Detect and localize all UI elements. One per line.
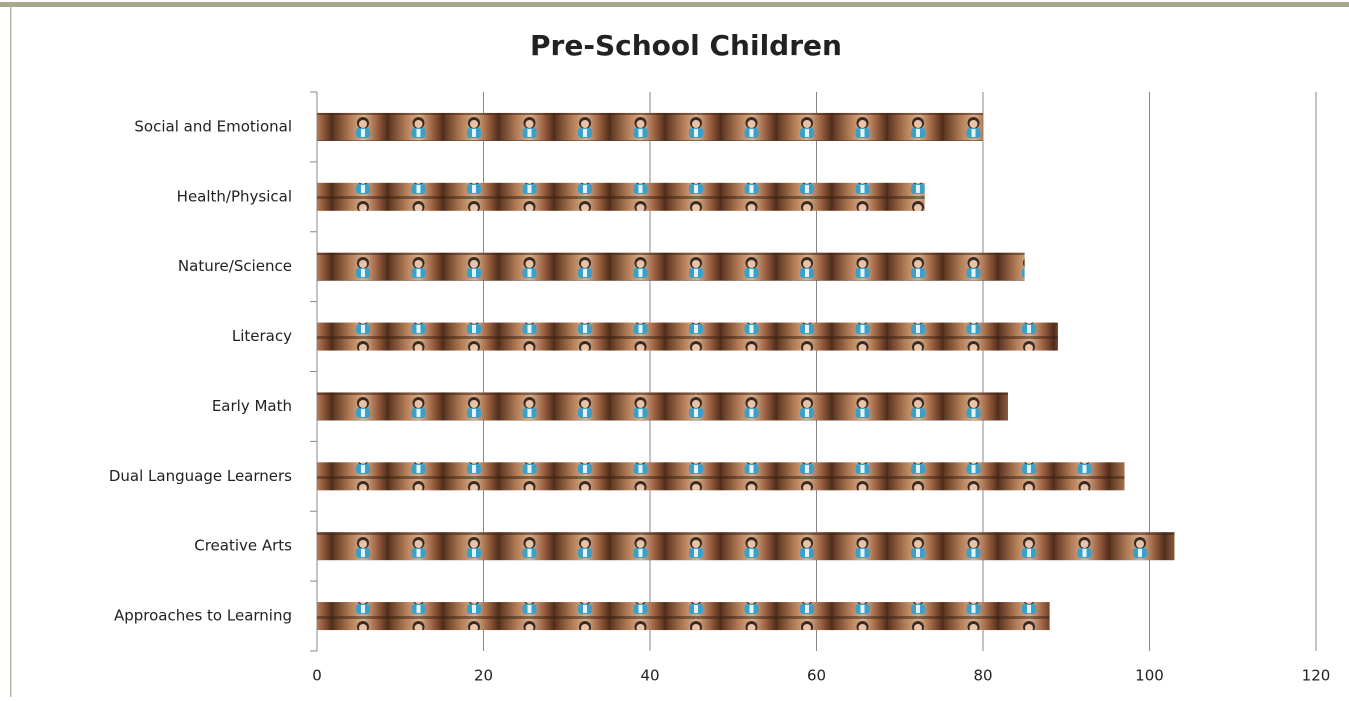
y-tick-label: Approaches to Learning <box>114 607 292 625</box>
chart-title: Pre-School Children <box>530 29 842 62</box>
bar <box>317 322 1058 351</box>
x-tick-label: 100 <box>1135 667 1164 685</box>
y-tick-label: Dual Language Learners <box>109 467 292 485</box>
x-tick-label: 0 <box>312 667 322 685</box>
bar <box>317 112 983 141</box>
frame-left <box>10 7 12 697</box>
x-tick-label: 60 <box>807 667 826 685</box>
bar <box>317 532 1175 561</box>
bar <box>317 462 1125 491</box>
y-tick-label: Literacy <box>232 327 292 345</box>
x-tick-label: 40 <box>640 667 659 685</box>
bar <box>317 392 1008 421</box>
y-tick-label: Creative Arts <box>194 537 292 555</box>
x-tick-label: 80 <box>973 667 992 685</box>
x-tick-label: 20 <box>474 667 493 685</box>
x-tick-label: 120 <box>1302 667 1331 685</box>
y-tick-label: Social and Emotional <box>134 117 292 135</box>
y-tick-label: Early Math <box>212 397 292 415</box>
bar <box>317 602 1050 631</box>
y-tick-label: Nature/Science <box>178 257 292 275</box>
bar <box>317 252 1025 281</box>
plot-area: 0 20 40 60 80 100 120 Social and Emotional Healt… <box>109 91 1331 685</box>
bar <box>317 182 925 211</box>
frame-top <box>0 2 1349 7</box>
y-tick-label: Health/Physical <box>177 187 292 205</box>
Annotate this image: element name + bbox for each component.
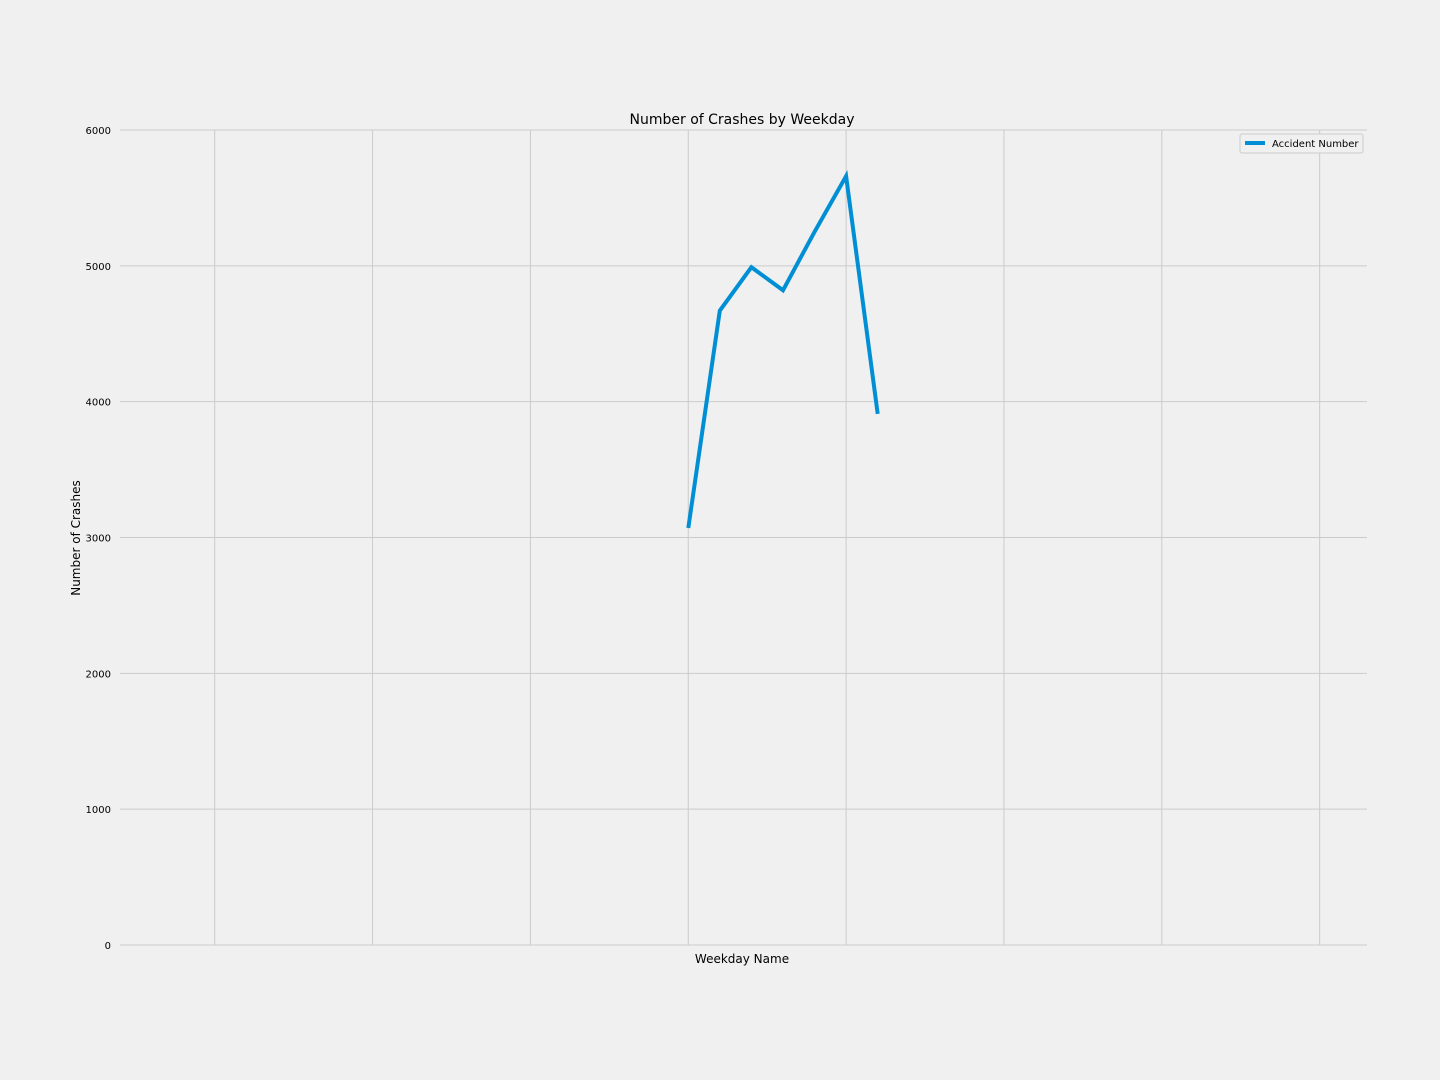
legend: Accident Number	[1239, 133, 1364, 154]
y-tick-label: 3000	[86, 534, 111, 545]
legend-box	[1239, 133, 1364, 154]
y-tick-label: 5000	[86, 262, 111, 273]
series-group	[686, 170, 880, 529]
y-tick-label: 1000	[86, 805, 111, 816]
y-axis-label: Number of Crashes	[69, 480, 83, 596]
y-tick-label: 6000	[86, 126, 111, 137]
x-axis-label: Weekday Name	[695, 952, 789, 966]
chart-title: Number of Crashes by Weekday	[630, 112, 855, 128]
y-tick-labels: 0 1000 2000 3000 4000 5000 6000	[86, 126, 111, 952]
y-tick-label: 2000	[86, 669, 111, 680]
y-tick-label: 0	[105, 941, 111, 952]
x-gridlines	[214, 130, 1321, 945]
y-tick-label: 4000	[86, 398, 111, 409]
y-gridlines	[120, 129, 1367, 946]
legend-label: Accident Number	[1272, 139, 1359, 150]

┄┄┄┄┄┄

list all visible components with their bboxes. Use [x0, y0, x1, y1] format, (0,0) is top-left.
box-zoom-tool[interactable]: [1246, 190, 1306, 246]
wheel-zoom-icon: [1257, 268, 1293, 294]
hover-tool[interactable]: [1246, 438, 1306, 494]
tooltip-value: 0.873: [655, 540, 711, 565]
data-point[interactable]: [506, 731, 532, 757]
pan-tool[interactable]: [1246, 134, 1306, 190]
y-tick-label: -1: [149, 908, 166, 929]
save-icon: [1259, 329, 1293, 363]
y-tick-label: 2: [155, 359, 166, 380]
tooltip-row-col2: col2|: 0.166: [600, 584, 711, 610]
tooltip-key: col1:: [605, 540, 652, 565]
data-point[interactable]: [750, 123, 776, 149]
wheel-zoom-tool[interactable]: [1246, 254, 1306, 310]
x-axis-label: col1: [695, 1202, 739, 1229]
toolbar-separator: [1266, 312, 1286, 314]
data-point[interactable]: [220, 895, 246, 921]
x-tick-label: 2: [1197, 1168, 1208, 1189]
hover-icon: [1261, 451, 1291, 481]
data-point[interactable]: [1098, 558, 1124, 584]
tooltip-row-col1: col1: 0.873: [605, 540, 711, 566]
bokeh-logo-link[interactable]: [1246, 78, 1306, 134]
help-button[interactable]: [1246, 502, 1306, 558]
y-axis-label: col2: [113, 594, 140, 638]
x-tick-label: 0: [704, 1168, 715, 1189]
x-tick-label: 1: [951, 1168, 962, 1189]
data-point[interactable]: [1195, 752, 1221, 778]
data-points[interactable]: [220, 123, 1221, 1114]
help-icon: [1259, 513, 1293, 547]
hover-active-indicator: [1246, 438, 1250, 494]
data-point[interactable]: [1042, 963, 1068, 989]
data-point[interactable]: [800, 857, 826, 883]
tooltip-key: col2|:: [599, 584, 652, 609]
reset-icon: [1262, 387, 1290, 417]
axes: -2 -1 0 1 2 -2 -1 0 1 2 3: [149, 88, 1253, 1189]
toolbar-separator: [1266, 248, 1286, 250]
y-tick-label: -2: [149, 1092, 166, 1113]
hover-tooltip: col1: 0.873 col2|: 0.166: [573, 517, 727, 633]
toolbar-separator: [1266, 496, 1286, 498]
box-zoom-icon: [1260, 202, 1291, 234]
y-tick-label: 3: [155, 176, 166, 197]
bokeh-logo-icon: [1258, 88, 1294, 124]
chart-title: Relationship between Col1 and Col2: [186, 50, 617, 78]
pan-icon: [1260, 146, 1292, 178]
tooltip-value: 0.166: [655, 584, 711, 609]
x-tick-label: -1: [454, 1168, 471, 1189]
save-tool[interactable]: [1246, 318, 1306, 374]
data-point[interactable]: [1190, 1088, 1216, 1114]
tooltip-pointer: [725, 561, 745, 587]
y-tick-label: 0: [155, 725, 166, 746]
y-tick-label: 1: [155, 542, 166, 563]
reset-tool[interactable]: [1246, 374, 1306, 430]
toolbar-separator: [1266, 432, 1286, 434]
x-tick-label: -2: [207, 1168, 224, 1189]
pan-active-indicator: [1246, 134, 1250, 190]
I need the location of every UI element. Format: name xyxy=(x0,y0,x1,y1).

┄┄┄┄┄┄

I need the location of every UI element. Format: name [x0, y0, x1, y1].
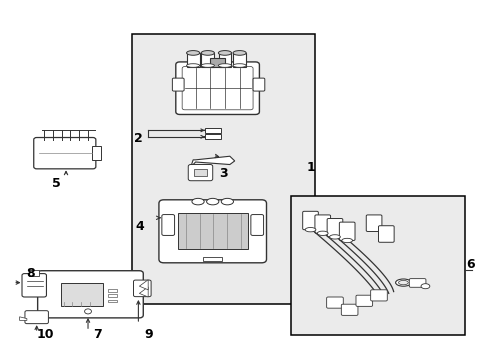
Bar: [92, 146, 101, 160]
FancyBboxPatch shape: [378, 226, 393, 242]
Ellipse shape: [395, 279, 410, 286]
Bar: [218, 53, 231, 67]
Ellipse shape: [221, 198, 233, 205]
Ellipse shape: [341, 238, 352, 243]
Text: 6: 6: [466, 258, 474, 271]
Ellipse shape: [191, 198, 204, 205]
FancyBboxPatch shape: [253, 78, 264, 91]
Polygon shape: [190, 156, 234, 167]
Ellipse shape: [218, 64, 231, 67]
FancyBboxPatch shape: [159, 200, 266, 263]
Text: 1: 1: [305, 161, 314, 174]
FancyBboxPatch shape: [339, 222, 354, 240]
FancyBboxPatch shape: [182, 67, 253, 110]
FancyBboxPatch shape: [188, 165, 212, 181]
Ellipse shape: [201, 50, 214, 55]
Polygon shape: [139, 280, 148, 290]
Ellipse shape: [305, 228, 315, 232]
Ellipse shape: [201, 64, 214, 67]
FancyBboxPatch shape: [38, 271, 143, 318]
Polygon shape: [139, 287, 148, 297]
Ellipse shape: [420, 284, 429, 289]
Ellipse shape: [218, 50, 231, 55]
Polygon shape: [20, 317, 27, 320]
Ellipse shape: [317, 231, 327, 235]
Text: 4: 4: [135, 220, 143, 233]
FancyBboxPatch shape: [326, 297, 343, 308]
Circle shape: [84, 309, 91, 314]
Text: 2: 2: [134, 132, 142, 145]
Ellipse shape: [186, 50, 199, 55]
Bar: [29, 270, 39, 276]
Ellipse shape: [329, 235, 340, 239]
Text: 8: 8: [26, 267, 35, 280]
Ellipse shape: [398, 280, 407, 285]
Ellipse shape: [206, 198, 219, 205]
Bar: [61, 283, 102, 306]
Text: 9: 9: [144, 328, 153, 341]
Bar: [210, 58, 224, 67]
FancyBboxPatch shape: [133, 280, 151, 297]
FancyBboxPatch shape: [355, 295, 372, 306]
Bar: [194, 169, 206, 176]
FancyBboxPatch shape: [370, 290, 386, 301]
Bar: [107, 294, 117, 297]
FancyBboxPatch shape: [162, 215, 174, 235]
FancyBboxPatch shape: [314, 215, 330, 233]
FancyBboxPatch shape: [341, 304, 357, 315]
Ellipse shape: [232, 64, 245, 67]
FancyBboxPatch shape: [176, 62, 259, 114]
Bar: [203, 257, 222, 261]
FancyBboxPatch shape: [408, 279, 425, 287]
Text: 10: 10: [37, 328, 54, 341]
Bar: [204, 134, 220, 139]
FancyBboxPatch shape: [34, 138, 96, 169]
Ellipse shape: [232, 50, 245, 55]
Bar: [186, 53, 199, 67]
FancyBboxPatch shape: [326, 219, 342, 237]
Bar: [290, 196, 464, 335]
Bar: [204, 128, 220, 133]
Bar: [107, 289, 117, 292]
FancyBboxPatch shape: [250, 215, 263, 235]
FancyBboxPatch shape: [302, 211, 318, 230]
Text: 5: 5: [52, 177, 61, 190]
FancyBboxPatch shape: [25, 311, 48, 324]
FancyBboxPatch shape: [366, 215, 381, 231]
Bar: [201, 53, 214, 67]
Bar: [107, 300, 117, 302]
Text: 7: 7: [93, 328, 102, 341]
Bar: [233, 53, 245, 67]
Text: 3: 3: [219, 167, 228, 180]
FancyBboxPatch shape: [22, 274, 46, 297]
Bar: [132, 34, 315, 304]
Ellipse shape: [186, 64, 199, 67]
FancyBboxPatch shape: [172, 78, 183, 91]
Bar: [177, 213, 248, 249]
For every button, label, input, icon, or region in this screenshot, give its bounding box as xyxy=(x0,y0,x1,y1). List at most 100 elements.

┄┄┄┄┄┄

Lay out the lines from the one containing "list all visible" to the one containing "pan-tool[interactable]: [1246, 134, 1306, 190]" as a Markdown table with the columns Row and Line text, leaving out any blank lines.

| Row | Line text |
|---|---|
| 1 | list all visible components with their bboxes. Use [x0, y0, x1, y1] format, (0,0) is top-left. |
| 2 | box-zoom-tool[interactable]: [1246, 190, 1306, 246] |
| 3 | wheel-zoom-icon: [1257, 268, 1293, 294] |
| 4 | hover-tool[interactable]: [1246, 438, 1306, 494] |
| 5 | tooltip-value: 0.873: [655, 540, 711, 565] |
| 6 | data-point[interactable]: [506, 731, 532, 757] |
| 7 | pan-tool[interactable]: [1246, 134, 1306, 190] |